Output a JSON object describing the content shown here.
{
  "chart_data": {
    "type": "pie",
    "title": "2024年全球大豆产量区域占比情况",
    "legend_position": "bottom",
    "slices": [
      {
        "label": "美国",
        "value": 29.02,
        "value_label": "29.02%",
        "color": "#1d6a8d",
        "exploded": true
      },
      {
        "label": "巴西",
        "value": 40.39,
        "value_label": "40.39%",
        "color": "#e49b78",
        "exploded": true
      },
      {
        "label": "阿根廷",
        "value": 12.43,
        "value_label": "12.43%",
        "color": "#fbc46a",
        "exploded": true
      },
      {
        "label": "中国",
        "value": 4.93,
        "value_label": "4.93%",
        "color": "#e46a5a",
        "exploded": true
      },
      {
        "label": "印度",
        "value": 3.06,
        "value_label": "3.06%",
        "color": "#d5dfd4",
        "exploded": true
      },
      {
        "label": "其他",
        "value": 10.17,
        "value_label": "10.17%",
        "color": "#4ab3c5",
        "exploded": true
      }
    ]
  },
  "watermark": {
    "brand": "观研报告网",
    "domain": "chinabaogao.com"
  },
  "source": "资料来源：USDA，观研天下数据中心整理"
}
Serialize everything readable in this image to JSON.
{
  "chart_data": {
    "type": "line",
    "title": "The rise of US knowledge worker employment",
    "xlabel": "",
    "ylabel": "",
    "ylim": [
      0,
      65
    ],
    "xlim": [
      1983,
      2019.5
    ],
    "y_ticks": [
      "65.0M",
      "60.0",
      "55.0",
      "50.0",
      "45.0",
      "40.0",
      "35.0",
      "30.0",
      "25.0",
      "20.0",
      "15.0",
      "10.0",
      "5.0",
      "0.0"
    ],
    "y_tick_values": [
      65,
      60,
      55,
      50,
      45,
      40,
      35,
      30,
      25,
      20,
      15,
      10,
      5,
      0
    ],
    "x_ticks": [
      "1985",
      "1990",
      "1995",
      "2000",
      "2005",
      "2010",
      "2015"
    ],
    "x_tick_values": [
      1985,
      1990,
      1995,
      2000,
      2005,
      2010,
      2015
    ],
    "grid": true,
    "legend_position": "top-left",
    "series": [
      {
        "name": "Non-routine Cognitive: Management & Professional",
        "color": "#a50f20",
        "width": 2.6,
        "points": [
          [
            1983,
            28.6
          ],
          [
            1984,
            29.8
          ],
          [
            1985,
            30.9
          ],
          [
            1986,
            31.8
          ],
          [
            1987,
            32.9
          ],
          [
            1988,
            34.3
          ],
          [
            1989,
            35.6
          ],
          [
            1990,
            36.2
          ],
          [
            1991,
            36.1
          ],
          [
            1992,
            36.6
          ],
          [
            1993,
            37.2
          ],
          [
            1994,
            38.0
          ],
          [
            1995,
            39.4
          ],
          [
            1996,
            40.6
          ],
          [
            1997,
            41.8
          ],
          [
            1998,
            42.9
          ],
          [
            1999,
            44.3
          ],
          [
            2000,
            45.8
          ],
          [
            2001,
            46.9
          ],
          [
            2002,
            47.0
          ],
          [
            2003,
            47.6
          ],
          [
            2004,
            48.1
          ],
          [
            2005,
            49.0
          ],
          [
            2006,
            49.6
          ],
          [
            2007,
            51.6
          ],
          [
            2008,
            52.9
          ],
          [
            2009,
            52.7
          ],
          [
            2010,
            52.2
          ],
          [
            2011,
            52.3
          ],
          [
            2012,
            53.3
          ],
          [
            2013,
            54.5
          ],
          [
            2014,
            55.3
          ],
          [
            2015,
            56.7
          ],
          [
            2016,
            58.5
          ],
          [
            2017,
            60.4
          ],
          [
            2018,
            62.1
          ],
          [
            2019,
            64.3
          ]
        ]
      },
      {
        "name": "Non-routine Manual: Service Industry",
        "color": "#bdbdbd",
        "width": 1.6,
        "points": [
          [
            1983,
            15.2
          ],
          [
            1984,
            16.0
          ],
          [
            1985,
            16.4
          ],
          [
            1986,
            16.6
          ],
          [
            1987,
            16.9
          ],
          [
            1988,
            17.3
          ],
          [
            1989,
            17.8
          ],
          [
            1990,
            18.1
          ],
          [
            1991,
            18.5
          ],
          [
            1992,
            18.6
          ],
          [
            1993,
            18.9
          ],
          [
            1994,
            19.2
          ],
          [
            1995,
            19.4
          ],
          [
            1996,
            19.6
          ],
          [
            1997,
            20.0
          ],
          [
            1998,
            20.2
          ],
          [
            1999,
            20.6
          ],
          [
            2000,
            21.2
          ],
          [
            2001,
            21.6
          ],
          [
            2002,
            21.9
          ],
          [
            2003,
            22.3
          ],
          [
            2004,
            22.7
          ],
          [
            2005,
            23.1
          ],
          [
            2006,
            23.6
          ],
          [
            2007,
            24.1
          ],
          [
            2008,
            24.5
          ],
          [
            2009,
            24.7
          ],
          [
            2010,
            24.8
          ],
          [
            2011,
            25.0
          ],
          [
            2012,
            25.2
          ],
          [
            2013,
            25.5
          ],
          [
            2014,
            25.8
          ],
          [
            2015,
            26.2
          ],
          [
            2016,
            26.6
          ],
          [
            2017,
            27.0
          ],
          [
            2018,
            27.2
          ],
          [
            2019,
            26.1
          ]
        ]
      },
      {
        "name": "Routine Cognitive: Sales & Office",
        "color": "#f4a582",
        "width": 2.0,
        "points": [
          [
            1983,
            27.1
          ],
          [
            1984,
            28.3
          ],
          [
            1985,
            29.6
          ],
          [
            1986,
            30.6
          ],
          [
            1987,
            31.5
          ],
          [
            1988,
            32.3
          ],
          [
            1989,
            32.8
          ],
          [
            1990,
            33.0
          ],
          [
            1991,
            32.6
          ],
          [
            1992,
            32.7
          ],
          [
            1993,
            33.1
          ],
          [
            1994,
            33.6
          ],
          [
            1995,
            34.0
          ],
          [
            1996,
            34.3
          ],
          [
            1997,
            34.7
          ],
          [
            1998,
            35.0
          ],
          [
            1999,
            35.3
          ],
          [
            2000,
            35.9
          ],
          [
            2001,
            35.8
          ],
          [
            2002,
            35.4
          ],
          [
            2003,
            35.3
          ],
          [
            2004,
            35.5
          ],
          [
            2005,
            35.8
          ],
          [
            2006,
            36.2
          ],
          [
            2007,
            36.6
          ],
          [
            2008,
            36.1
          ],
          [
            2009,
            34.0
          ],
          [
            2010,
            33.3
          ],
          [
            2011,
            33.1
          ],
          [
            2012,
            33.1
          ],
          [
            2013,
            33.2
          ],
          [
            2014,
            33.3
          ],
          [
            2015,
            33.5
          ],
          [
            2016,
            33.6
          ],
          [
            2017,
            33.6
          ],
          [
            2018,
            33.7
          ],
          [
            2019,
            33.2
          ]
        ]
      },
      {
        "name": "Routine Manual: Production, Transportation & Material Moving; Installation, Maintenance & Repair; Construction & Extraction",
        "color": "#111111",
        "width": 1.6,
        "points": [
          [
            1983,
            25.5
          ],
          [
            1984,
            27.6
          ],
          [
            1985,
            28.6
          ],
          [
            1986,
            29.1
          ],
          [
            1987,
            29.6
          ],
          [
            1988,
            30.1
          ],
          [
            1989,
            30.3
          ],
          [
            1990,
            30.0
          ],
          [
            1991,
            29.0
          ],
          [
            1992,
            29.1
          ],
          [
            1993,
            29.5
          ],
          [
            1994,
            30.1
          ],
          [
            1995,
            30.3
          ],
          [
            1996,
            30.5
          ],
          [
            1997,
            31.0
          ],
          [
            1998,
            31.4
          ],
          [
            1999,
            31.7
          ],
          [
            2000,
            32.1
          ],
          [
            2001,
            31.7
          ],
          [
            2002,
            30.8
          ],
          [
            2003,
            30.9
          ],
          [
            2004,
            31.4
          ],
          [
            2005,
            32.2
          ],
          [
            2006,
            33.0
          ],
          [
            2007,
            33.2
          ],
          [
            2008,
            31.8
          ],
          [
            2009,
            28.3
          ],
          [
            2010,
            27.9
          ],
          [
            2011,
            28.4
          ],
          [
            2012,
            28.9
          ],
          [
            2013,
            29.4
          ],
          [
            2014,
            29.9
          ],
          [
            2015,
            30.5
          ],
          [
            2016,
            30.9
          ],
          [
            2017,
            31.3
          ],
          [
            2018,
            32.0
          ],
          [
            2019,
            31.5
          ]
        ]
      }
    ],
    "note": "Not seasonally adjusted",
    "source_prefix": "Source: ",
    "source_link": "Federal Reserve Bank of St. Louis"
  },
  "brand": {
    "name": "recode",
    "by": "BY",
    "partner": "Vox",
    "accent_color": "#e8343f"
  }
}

────────────────────────────────────────

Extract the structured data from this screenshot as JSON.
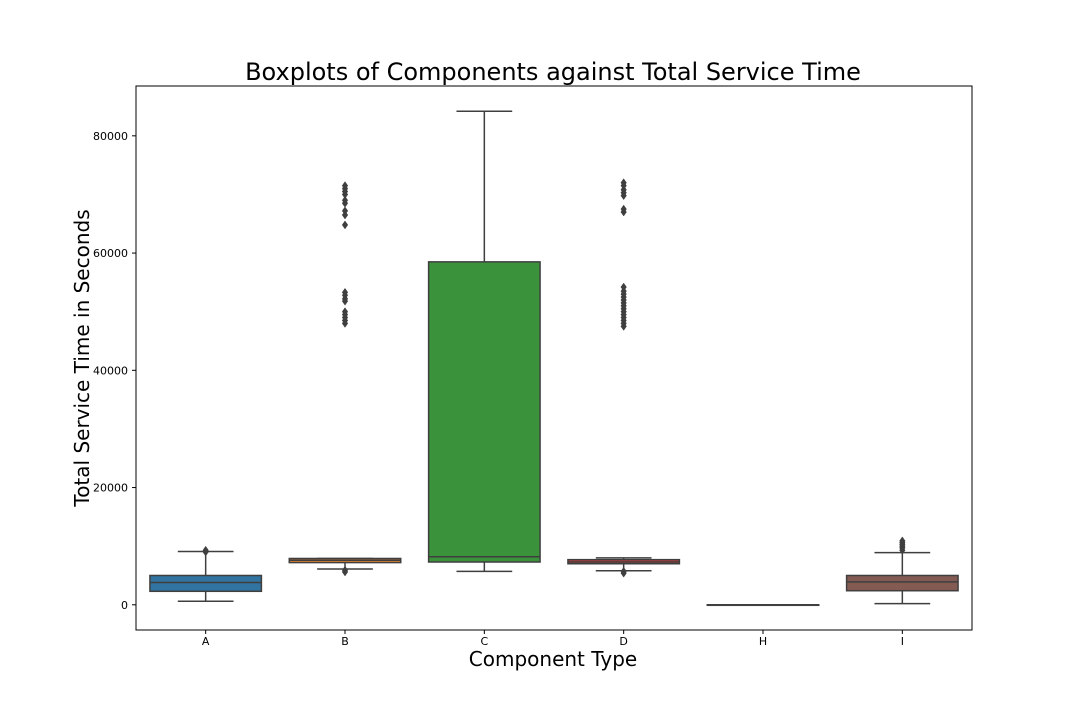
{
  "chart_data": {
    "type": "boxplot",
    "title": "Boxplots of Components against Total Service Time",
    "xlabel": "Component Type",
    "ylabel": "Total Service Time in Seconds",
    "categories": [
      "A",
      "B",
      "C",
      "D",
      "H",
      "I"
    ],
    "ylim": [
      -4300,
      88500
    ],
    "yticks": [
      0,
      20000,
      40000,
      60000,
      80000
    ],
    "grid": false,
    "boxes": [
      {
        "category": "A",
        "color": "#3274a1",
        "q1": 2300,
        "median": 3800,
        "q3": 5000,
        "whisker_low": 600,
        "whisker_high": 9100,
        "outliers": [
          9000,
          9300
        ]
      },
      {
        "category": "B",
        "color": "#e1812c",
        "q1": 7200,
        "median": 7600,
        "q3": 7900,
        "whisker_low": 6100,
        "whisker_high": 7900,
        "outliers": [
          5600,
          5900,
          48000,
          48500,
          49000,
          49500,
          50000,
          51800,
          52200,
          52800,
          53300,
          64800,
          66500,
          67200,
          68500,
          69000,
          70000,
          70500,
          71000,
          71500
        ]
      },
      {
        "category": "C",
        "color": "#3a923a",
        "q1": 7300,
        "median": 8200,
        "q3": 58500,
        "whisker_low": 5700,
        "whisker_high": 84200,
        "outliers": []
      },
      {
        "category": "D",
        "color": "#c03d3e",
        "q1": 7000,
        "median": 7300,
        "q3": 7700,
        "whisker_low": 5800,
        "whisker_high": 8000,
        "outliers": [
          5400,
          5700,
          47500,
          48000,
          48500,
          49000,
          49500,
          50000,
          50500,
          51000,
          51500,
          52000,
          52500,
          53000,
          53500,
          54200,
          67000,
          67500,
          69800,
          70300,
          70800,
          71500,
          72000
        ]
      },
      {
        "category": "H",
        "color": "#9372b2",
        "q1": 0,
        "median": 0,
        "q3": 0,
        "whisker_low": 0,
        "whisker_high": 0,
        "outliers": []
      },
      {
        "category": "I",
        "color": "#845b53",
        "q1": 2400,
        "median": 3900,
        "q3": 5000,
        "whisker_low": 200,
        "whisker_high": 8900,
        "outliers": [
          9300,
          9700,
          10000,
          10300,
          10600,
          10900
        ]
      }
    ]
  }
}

────────────────────────────────────────

Search the lines above for the string "Total", then show every one that has it.

## WRITTEN ANSWER
    "title": "Boxplots of Components against Total Service Time",
    "ylabel": "Total Service Time in Seconds",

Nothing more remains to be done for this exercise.